— Start of Data supplied —

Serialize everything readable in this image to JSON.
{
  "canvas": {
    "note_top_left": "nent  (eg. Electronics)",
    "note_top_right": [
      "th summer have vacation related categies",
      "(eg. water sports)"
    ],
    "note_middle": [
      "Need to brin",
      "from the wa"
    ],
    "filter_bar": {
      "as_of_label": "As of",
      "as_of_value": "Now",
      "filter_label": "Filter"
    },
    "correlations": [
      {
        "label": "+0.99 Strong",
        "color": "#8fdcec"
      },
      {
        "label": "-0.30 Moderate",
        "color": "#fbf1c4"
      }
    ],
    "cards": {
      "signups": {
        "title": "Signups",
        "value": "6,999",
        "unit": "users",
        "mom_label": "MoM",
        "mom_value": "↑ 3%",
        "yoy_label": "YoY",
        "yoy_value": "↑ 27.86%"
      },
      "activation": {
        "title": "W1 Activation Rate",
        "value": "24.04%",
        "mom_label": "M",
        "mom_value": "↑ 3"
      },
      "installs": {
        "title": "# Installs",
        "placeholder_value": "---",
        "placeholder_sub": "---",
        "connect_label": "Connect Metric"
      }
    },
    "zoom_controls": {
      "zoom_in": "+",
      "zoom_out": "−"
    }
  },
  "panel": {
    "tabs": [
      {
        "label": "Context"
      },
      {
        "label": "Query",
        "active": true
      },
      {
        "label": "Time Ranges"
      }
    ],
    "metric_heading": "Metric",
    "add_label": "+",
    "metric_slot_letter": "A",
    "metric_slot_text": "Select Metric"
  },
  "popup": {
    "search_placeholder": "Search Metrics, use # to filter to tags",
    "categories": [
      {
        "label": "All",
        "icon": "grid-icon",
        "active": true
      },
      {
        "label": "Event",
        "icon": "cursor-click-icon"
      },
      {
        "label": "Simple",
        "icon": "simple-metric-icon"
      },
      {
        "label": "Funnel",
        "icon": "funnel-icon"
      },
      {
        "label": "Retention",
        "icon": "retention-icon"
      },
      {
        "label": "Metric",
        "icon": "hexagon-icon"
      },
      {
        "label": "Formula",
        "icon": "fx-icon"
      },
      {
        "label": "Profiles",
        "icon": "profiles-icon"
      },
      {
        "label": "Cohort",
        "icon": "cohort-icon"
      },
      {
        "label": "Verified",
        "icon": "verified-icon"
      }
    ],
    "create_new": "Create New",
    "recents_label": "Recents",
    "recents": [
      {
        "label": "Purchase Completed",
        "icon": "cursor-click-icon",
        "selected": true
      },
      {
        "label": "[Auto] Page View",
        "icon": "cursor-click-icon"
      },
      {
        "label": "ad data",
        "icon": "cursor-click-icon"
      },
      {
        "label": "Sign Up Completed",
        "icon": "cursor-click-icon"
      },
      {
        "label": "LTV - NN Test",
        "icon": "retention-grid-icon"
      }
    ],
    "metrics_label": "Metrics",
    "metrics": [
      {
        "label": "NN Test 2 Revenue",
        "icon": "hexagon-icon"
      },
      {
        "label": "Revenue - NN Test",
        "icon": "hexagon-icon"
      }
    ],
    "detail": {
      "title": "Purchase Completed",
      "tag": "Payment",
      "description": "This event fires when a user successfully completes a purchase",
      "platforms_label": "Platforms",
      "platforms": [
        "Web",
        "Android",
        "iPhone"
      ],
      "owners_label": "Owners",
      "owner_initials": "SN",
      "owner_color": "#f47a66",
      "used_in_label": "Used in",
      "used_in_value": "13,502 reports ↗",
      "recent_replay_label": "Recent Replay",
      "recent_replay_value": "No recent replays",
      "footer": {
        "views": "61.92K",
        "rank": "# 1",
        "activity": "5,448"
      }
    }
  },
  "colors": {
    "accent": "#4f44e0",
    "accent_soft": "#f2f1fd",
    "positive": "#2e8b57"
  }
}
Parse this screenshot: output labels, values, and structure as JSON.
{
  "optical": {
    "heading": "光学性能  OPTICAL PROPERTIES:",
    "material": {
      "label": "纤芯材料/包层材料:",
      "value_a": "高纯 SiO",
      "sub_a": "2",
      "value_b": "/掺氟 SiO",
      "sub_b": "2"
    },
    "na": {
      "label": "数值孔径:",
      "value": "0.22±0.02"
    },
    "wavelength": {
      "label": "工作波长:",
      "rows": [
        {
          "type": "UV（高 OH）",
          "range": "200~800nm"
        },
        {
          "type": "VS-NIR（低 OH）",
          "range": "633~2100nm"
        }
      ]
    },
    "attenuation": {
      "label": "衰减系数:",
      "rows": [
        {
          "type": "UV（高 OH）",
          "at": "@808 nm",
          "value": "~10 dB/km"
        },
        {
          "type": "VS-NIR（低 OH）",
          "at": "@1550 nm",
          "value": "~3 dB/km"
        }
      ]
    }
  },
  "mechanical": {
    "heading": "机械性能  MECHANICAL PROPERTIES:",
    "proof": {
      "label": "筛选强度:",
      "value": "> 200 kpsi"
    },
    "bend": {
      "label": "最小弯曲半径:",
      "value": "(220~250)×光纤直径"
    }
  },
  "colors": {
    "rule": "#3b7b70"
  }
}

— End of Data supplied —

▶ **Instructions for the task**:
Above are the records; retype every one exactly.

▶ **Exercise result**:
Serialize everything readable in this image to JSON.
{
  "canvas": {
    "note_top_left": "nent  (eg. Electronics)",
    "note_top_right": [
      "th summer have vacation related categies",
      "(eg. water sports)"
    ],
    "note_middle": [
      "Need to brin",
      "from the wa"
    ],
    "filter_bar": {
      "as_of_label": "As of",
      "as_of_value": "Now",
      "filter_label": "Filter"
    },
    "correlations": [
      {
        "label": "+0.99 Strong",
        "color": "#8fdcec"
      },
      {
        "label": "-0.30 Moderate",
        "color": "#fbf1c4"
      }
    ],
    "cards": {
      "signups": {
        "title": "Signups",
        "value": "6,999",
        "unit": "users",
        "mom_label": "MoM",
        "mom_value": "↑ 3%",
        "yoy_label": "YoY",
        "yoy_value": "↑ 27.86%"
      },
      "activation": {
        "title": "W1 Activation Rate",
        "value": "24.04%",
        "mom_label": "M",
        "mom_value": "↑ 3"
      },
      "installs": {
        "title": "# Installs",
        "placeholder_value": "---",
        "placeholder_sub": "---",
        "connect_label": "Connect Metric"
      }
    },
    "zoom_controls": {
      "zoom_in": "+",
      "zoom_out": "−"
    }
  },
  "panel": {
    "tabs": [
      {
        "label": "Context"
      },
      {
        "label": "Query",
        "active": true
      },
      {
        "label": "Time Ranges"
      }
    ],
    "metric_heading": "Metric",
    "add_label": "+",
    "metric_slot_letter": "A",
    "metric_slot_text": "Select Metric"
  },
  "popup": {
    "search_placeholder": "Search Metrics, use # to filter to tags",
    "categories": [
      {
        "label": "All",
        "icon": "grid-icon",
        "active": true
      },
      {
        "label": "Event",
        "icon": "cursor-click-icon"
      },
      {
        "label": "Simple",
        "icon": "simple-metric-icon"
      },
      {
        "label": "Funnel",
        "icon": "funnel-icon"
      },
      {
        "label": "Retention",
        "icon": "retention-icon"
      },
      {
        "label": "Metric",
        "icon": "hexagon-icon"
      },
      {
        "label": "Formula",
        "icon": "fx-icon"
      },
      {
        "label": "Profiles",
        "icon": "profiles-icon"
      },
      {
        "label": "Cohort",
        "icon": "cohort-icon"
      },
      {
        "label": "Verified",
        "icon": "verified-icon"
      }
    ],
    "create_new": "Create New",
    "recents_label": "Recents",
    "recents": [
      {
        "label": "Purchase Completed",
        "icon": "cursor-click-icon",
        "selected": true
      },
      {
        "label": "[Auto] Page View",
        "icon": "cursor-click-icon"
      },
      {
        "label": "ad data",
        "icon": "cursor-click-icon"
      },
      {
        "label": "Sign Up Completed",
        "icon": "cursor-click-icon"
      },
      {
        "label": "LTV - NN Test",
        "icon": "retention-grid-icon"
      }
    ],
    "metrics_label": "Metrics",
    "metrics": [
      {
        "label": "NN Test 2 Revenue",
        "icon": "hexagon-icon"
      },
      {
        "label": "Revenue - NN Test",
        "icon": "hexagon-icon"
      }
    ],
    "detail": {
      "title": "Purchase Completed",
      "tag": "Payment",
      "description": "This event fires when a user successfully completes a purchase",
      "platforms_label": "Platforms",
      "platforms": [
        "Web",
        "Android",
        "iPhone"
      ],
      "owners_label": "Owners",
      "owner_initials": "SN",
      "owner_color": "#f47a66",
      "used_in_label": "Used in",
      "used_in_value": "13,502 reports ↗",
      "recent_replay_label": "Recent Replay",
      "recent_replay_value": "No recent replays",
      "footer": {
        "views": "61.92K",
        "rank": "# 1",
        "activity": "5,448"
      }
    }
  },
  "colors": {
    "accent": "#4f44e0",
    "accent_soft": "#f2f1fd",
    "positive": "#2e8b57"
  }
}
Parse this screenshot: output labels, values, and structure as JSON.
{
  "optical": {
    "heading": "光学性能  OPTICAL PROPERTIES:",
    "material": {
      "label": "纤芯材料/包层材料:",
      "value_a": "高纯 SiO",
      "sub_a": "2",
      "value_b": "/掺氟 SiO",
      "sub_b": "2"
    },
    "na": {
      "label": "数值孔径:",
      "value": "0.22±0.02"
    },
    "wavelength": {
      "label": "工作波长:",
      "rows": [
        {
          "type": "UV（高 OH）",
          "range": "200~800nm"
        },
        {
          "type": "VS-NIR（低 OH）",
          "range": "633~2100nm"
        }
      ]
    },
    "attenuation": {
      "label": "衰减系数:",
      "rows": [
        {
          "type": "UV（高 OH）",
          "at": "@808 nm",
          "value": "~10 dB/km"
        },
        {
          "type": "VS-NIR（低 OH）",
          "at": "@1550 nm",
          "value": "~3 dB/km"
        }
      ]
    }
  },
  "mechanical": {
    "heading": "机械性能  MECHANICAL PROPERTIES:",
    "proof": {
      "label": "筛选强度:",
      "value": "> 200 kpsi"
    },
    "bend": {
      "label": "最小弯曲半径:",
      "value": "(220~250)×光纤直径"
    }
  },
  "colors": {
    "rule": "#3b7b70"
  }
}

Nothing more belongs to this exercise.